Entries from a visual dataset:
____________

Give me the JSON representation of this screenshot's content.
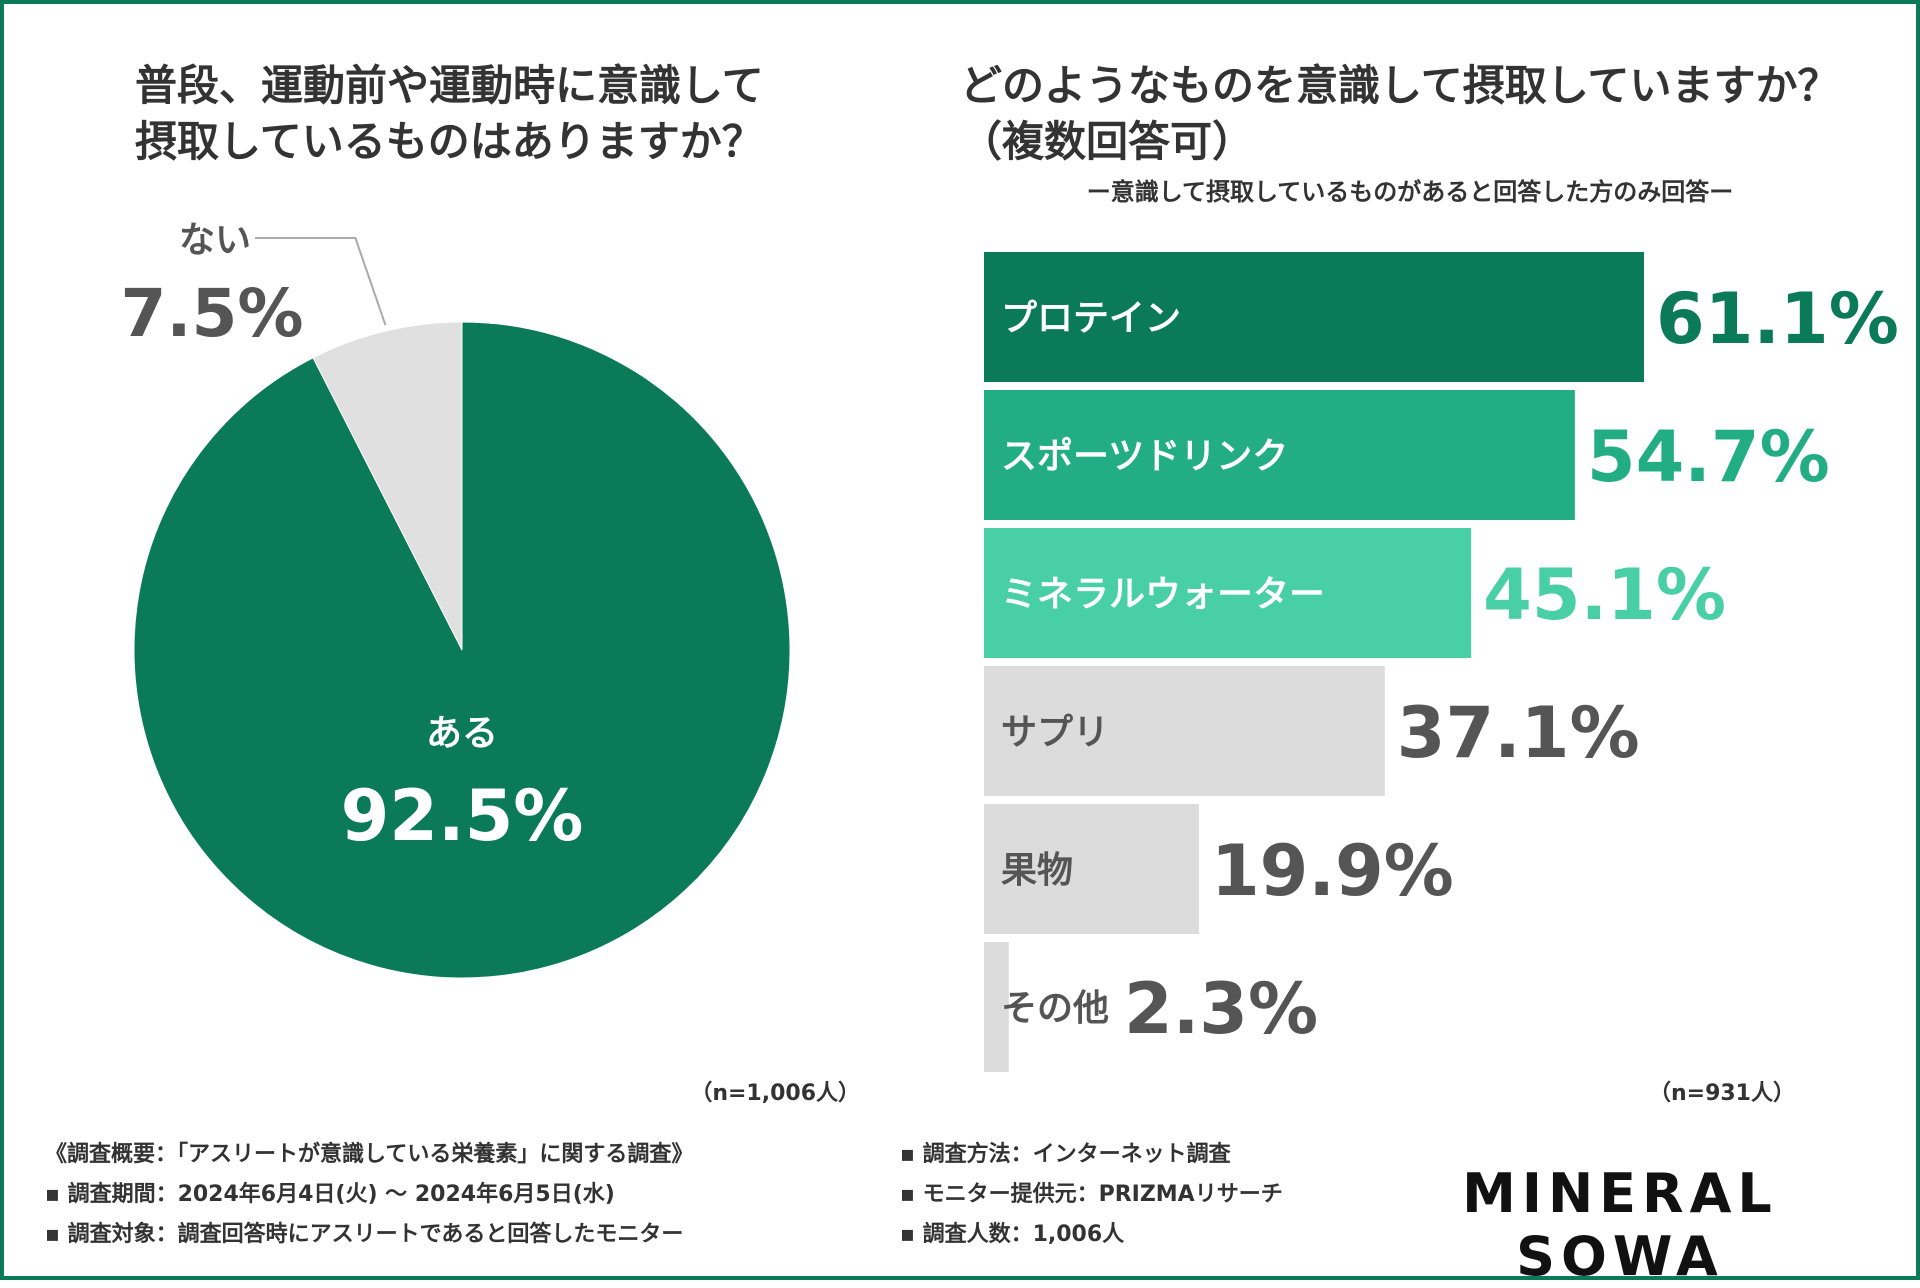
{
  "pie": {
    "title_line1": "普段、運動前や運動時に意識して",
    "title_line2": "摂取しているものはありますか？",
    "n_label": "（n=1,006人）"
  },
  "bar": {
    "title_line1": "どのようなものを意識して摂取していますか？",
    "title_line2": "（複数回答可）",
    "subtitle": "ー意識して摂取しているものがあると回答した方のみ回答ー",
    "n_label": "（n=931人）"
  },
  "footer": {
    "left": [
      "《調査概要：「アスリートが意識している栄養素」に関する調査》",
      "▪ 調査期間：2024年6月4日(火) 〜 2024年6月5日(水)",
      "▪ 調査対象：調査回答時にアスリートであると回答したモニター"
    ],
    "right": [
      "▪ 調査方法：インターネット調査",
      "▪ モニター提供元：PRIZMAリサーチ",
      "▪ 調査人数：1,006人"
    ]
  },
  "logo": "MINERAL SOWA",
  "chart_data": [
    {
      "type": "pie",
      "categories": [
        "ある",
        "ない"
      ],
      "values": [
        92.5,
        7.5
      ],
      "value_labels": [
        "92.5%",
        "7.5%"
      ],
      "colors": [
        "#0a7a58",
        "#e0e0e0"
      ]
    },
    {
      "type": "bar",
      "orientation": "horizontal",
      "categories": [
        "プロテイン",
        "スポーツドリンク",
        "ミネラルウォーター",
        "サプリ",
        "果物",
        "その他"
      ],
      "values": [
        61.1,
        54.7,
        45.1,
        37.1,
        19.9,
        2.3
      ],
      "value_labels": [
        "61.1%",
        "54.7%",
        "45.1%",
        "37.1%",
        "19.9%",
        "2.3%"
      ],
      "bar_colors": [
        "#0a7a58",
        "#22ad85",
        "#48cfa4",
        "#dcdcdc",
        "#dcdcdc",
        "#dcdcdc"
      ],
      "label_colors": [
        "#ffffff",
        "#ffffff",
        "#ffffff",
        "#555555",
        "#555555",
        "#555555"
      ],
      "value_colors": [
        "#0a7a58",
        "#22ad85",
        "#48cfa4",
        "#555555",
        "#555555",
        "#555555"
      ],
      "xlim": [
        0,
        100
      ]
    }
  ]
}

____________

Task directions:
Quote the entries above word for word. Leave the images out.

The result:
Give me the JSON representation of this screenshot's content.
{
  "pie": {
    "title_line1": "普段、運動前や運動時に意識して",
    "title_line2": "摂取しているものはありますか？",
    "n_label": "（n=1,006人）"
  },
  "bar": {
    "title_line1": "どのようなものを意識して摂取していますか？",
    "title_line2": "（複数回答可）",
    "subtitle": "ー意識して摂取しているものがあると回答した方のみ回答ー",
    "n_label": "（n=931人）"
  },
  "footer": {
    "left": [
      "《調査概要：「アスリートが意識している栄養素」に関する調査》",
      "▪ 調査期間：2024年6月4日(火) 〜 2024年6月5日(水)",
      "▪ 調査対象：調査回答時にアスリートであると回答したモニター"
    ],
    "right": [
      "▪ 調査方法：インターネット調査",
      "▪ モニター提供元：PRIZMAリサーチ",
      "▪ 調査人数：1,006人"
    ]
  },
  "logo": "MINERAL SOWA",
  "chart_data": [
    {
      "type": "pie",
      "categories": [
        "ある",
        "ない"
      ],
      "values": [
        92.5,
        7.5
      ],
      "value_labels": [
        "92.5%",
        "7.5%"
      ],
      "colors": [
        "#0a7a58",
        "#e0e0e0"
      ]
    },
    {
      "type": "bar",
      "orientation": "horizontal",
      "categories": [
        "プロテイン",
        "スポーツドリンク",
        "ミネラルウォーター",
        "サプリ",
        "果物",
        "その他"
      ],
      "values": [
        61.1,
        54.7,
        45.1,
        37.1,
        19.9,
        2.3
      ],
      "value_labels": [
        "61.1%",
        "54.7%",
        "45.1%",
        "37.1%",
        "19.9%",
        "2.3%"
      ],
      "bar_colors": [
        "#0a7a58",
        "#22ad85",
        "#48cfa4",
        "#dcdcdc",
        "#dcdcdc",
        "#dcdcdc"
      ],
      "label_colors": [
        "#ffffff",
        "#ffffff",
        "#ffffff",
        "#555555",
        "#555555",
        "#555555"
      ],
      "value_colors": [
        "#0a7a58",
        "#22ad85",
        "#48cfa4",
        "#555555",
        "#555555",
        "#555555"
      ],
      "xlim": [
        0,
        100
      ]
    }
  ]
}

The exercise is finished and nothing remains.